=== TASK DIRECTIONS ===
With the pictures omitted, write out the entries that follow exactly as they stand.

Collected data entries
↓↓↓

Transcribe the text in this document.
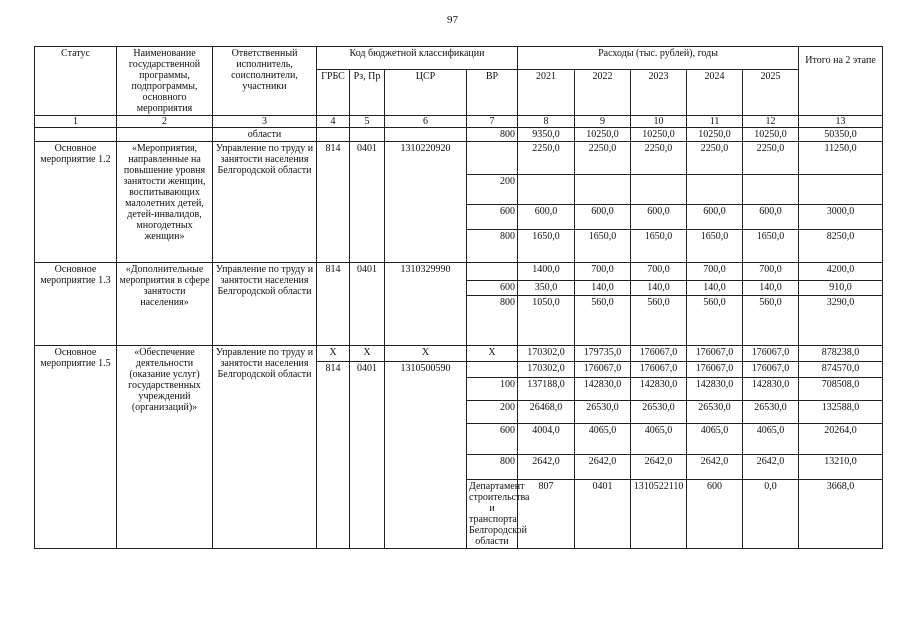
97
Статус	Наименование государственной программы, подпрограммы, основного мероприятия	Ответственный исполнитель, соисполнители, участники	Код бюджетной классификации				Расходы (тыс. рублей), годы					Итого на 2 этапе	
			ГРБС	Рз, Пр	ЦСР	ВР	2021	2022	2023	2024	2025		

1	2	3	4	5	6	7	8	9	10	11	12	13	
		области				800	9350,0	10250,0	10250,0	10250,0	10250,0	50350,0	
Основное мероприятие 1.2	«Мероприятия, направленные на повышение уровня занятости женщин, воспитывающих малолетних детей, детей-инвалидов, многодетных женщин»	Управление по труду и занятости населения Белгородской области	814	0401	1310220920		2250,0	2250,0	2250,0	2250,0	2250,0	11250,0	
						200							
						600	600,0	600,0	600,0	600,0	600,0	3000,0	
						800	1650,0	1650,0	1650,0	1650,0	1650,0	8250,0	
Основное мероприятие 1.3	«Дополнительные мероприятия в сфере занятости населения»	Управление по труду и занятости населения Белгородской области	814	0401	1310329990		1400,0	700,0	700,0	700,0	700,0	4200,0	
						600	350,0	140,0	140,0	140,0	140,0	910,0	
						800	1050,0	560,0	560,0	560,0	560,0	3290,0	
Основное мероприятие 1.5	«Обеспечение деятельности (оказание услуг) государственных учреждений (организаций)»	Управление по труду и занятости населения Белгородской области	Х	Х	Х	Х	170302,0	179735,0	176067,0	176067,0	176067,0	878238,0	
			814	0401	1310500590		170302,0	176067,0	176067,0	176067,0	176067,0	874570,0	
						100	137188,0	142830,0	142830,0	142830,0	142830,0	708508,0	
						200	26468,0	26530,0	26530,0	26530,0	26530,0	132588,0	
						600	4004,0	4065,0	4065,0	4065,0	4065,0	20264,0	
						800	2642,0	2642,0	2642,0	2642,0	2642,0	13210,0	
						Департамент строительства и транспорта Белгородской области	807	0401	1310522110	600	0,0	3668,0				
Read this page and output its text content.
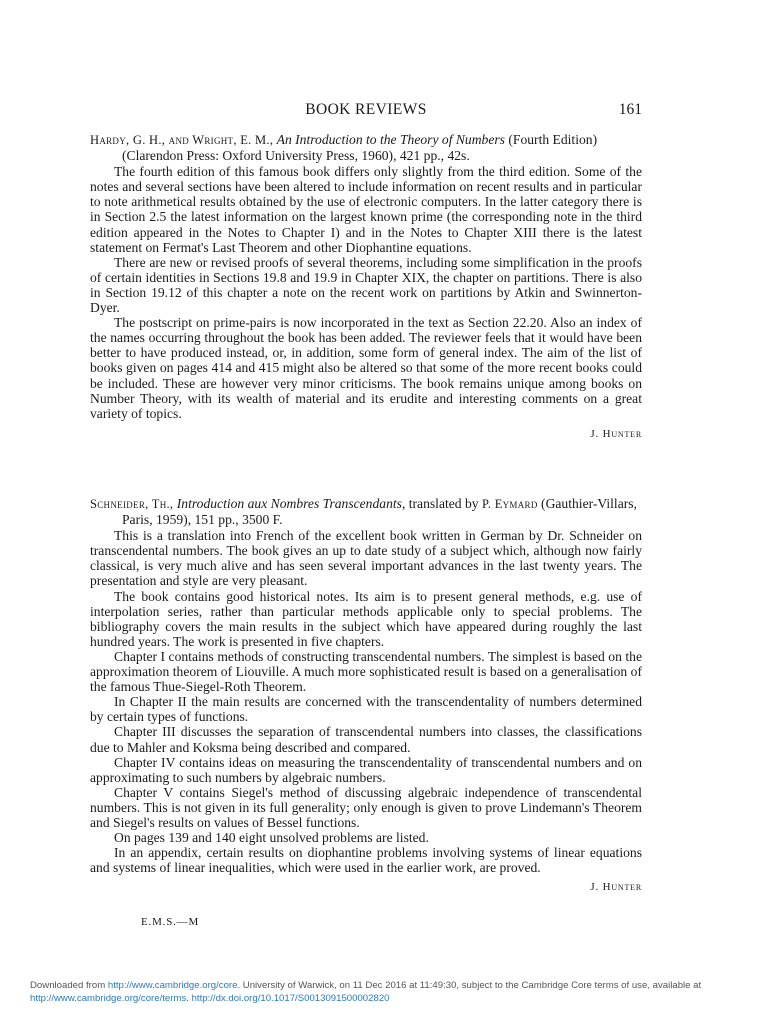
BOOK REVIEWS	161

Hardy, G. H., and Wright, E. M., An Introduction to the Theory of Numbers (Fourth Edition) (Clarendon Press: Oxford University Press, 1960), 421 pp., 42s.

The fourth edition of this famous book differs only slightly from the third edition. Some of the notes and several sections have been altered to include information on recent results and in particular to note arithmetical results obtained by the use of electronic computers. In the latter category there is in Section 2.5 the latest information on the largest known prime (the corresponding note in the third edition appeared in the Notes to Chapter I) and in the Notes to Chapter XIII there is the latest statement on Fermat's Last Theorem and other Diophantine equations.

There are new or revised proofs of several theorems, including some simplification in the proofs of certain identities in Sections 19.8 and 19.9 in Chapter XIX, the chapter on partitions. There is also in Section 19.12 of this chapter a note on the recent work on partitions by Atkin and Swinnerton-Dyer.

The postscript on prime-pairs is now incorporated in the text as Section 22.20. Also an index of the names occurring throughout the book has been added. The reviewer feels that it would have been better to have produced instead, or, in addition, some form of general index. The aim of the list of books given on pages 414 and 415 might also be altered so that some of the more recent books could be included. These are however very minor criticisms. The book remains unique among books on Number Theory, with its wealth of material and its erudite and interesting comments on a great variety of topics.

J. Hunter

Schneider, Th., Introduction aux Nombres Transcendants, translated by P. Eymard (Gauthier-Villars, Paris, 1959), 151 pp., 3500 F.

This is a translation into French of the excellent book written in German by Dr. Schneider on transcendental numbers. The book gives an up to date study of a subject which, although now fairly classical, is very much alive and has seen several important advances in the last twenty years. The presentation and style are very pleasant.

The book contains good historical notes. Its aim is to present general methods, e.g. use of interpolation series, rather than particular methods applicable only to special problems. The bibliography covers the main results in the subject which have appeared during roughly the last hundred years. The work is presented in five chapters.

Chapter I contains methods of constructing transcendental numbers. The simplest is based on the approximation theorem of Liouville. A much more sophisticated result is based on a generalisation of the famous Thue-Siegel-Roth Theorem.

In Chapter II the main results are concerned with the transcendentality of numbers determined by certain types of functions.

Chapter III discusses the separation of transcendental numbers into classes, the classifications due to Mahler and Koksma being described and compared.

Chapter IV contains ideas on measuring the transcendentality of transcendental numbers and on approximating to such numbers by algebraic numbers.

Chapter V contains Siegel's method of discussing algebraic independence of transcendental numbers. This is not given in its full generality; only enough is given to prove Lindemann's Theorem and Siegel's results on values of Bessel functions.

On pages 139 and 140 eight unsolved problems are listed.

In an appendix, certain results on diophantine problems involving systems of linear equations and systems of linear inequalities, which were used in the earlier work, are proved.

J. Hunter
E.M.S.—M
Downloaded from http://www.cambridge.org/core. University of Warwick, on 11 Dec 2016 at 11:49:30, subject to the Cambridge Core terms of use, available at http://www.cambridge.org/core/terms. http://dx.doi.org/10.1017/S0013091500002820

↑↑↑

=== RESULT ===
Transcribe the text in this document.
97
Статус	Наименование государственной программы, подпрограммы, основного мероприятия	Ответственный исполнитель, соисполнители, участники	Код бюджетной классификации				Расходы (тыс. рублей), годы					Итого на 2 этапе	
			ГРБС	Рз, Пр	ЦСР	ВР	2021	2022	2023	2024	2025		

1	2	3	4	5	6	7	8	9	10	11	12	13	
		области				800	9350,0	10250,0	10250,0	10250,0	10250,0	50350,0	
Основное мероприятие 1.2	«Мероприятия, направленные на повышение уровня занятости женщин, воспитывающих малолетних детей, детей-инвалидов, многодетных женщин»	Управление по труду и занятости населения Белгородской области	814	0401	1310220920		2250,0	2250,0	2250,0	2250,0	2250,0	11250,0	
						200							
						600	600,0	600,0	600,0	600,0	600,0	3000,0	
						800	1650,0	1650,0	1650,0	1650,0	1650,0	8250,0	
Основное мероприятие 1.3	«Дополнительные мероприятия в сфере занятости населения»	Управление по труду и занятости населения Белгородской области	814	0401	1310329990		1400,0	700,0	700,0	700,0	700,0	4200,0	
						600	350,0	140,0	140,0	140,0	140,0	910,0	
						800	1050,0	560,0	560,0	560,0	560,0	3290,0	
Основное мероприятие 1.5	«Обеспечение деятельности (оказание услуг) государственных учреждений (организаций)»	Управление по труду и занятости населения Белгородской области	Х	Х	Х	Х	170302,0	179735,0	176067,0	176067,0	176067,0	878238,0	
			814	0401	1310500590		170302,0	176067,0	176067,0	176067,0	176067,0	874570,0	
						100	137188,0	142830,0	142830,0	142830,0	142830,0	708508,0	
						200	26468,0	26530,0	26530,0	26530,0	26530,0	132588,0	
						600	4004,0	4065,0	4065,0	4065,0	4065,0	20264,0	
						800	2642,0	2642,0	2642,0	2642,0	2642,0	13210,0	
						Департамент строительства и транспорта Белгородской области	807	0401	1310522110	600	0,0	3668,0				
Read this page and output its text content.
BOOK REVIEWS	161

Hardy, G. H., and Wright, E. M., An Introduction to the Theory of Numbers (Fourth Edition) (Clarendon Press: Oxford University Press, 1960), 421 pp., 42s.

The fourth edition of this famous book differs only slightly from the third edition. Some of the notes and several sections have been altered to include information on recent results and in particular to note arithmetical results obtained by the use of electronic computers. In the latter category there is in Section 2.5 the latest information on the largest known prime (the corresponding note in the third edition appeared in the Notes to Chapter I) and in the Notes to Chapter XIII there is the latest statement on Fermat's Last Theorem and other Diophantine equations.

There are new or revised proofs of several theorems, including some simplification in the proofs of certain identities in Sections 19.8 and 19.9 in Chapter XIX, the chapter on partitions. There is also in Section 19.12 of this chapter a note on the recent work on partitions by Atkin and Swinnerton-Dyer.

The postscript on prime-pairs is now incorporated in the text as Section 22.20. Also an index of the names occurring throughout the book has been added. The reviewer feels that it would have been better to have produced instead, or, in addition, some form of general index. The aim of the list of books given on pages 414 and 415 might also be altered so that some of the more recent books could be included. These are however very minor criticisms. The book remains unique among books on Number Theory, with its wealth of material and its erudite and interesting comments on a great variety of topics.

J. Hunter

Schneider, Th., Introduction aux Nombres Transcendants, translated by P. Eymard (Gauthier-Villars, Paris, 1959), 151 pp., 3500 F.

This is a translation into French of the excellent book written in German by Dr. Schneider on transcendental numbers. The book gives an up to date study of a subject which, although now fairly classical, is very much alive and has seen several important advances in the last twenty years. The presentation and style are very pleasant.

The book contains good historical notes. Its aim is to present general methods, e.g. use of interpolation series, rather than particular methods applicable only to special problems. The bibliography covers the main results in the subject which have appeared during roughly the last hundred years. The work is presented in five chapters.

Chapter I contains methods of constructing transcendental numbers. The simplest is based on the approximation theorem of Liouville. A much more sophisticated result is based on a generalisation of the famous Thue-Siegel-Roth Theorem.

In Chapter II the main results are concerned with the transcendentality of numbers determined by certain types of functions.

Chapter III discusses the separation of transcendental numbers into classes, the classifications due to Mahler and Koksma being described and compared.

Chapter IV contains ideas on measuring the transcendentality of transcendental numbers and on approximating to such numbers by algebraic numbers.

Chapter V contains Siegel's method of discussing algebraic independence of transcendental numbers. This is not given in its full generality; only enough is given to prove Lindemann's Theorem and Siegel's results on values of Bessel functions.

On pages 139 and 140 eight unsolved problems are listed.

In an appendix, certain results on diophantine problems involving systems of linear equations and systems of linear inequalities, which were used in the earlier work, are proved.

J. Hunter
E.M.S.—M
Downloaded from http://www.cambridge.org/core. University of Warwick, on 11 Dec 2016 at 11:49:30, subject to the Cambridge Core terms of use, available at http://www.cambridge.org/core/terms. http://dx.doi.org/10.1017/S0013091500002820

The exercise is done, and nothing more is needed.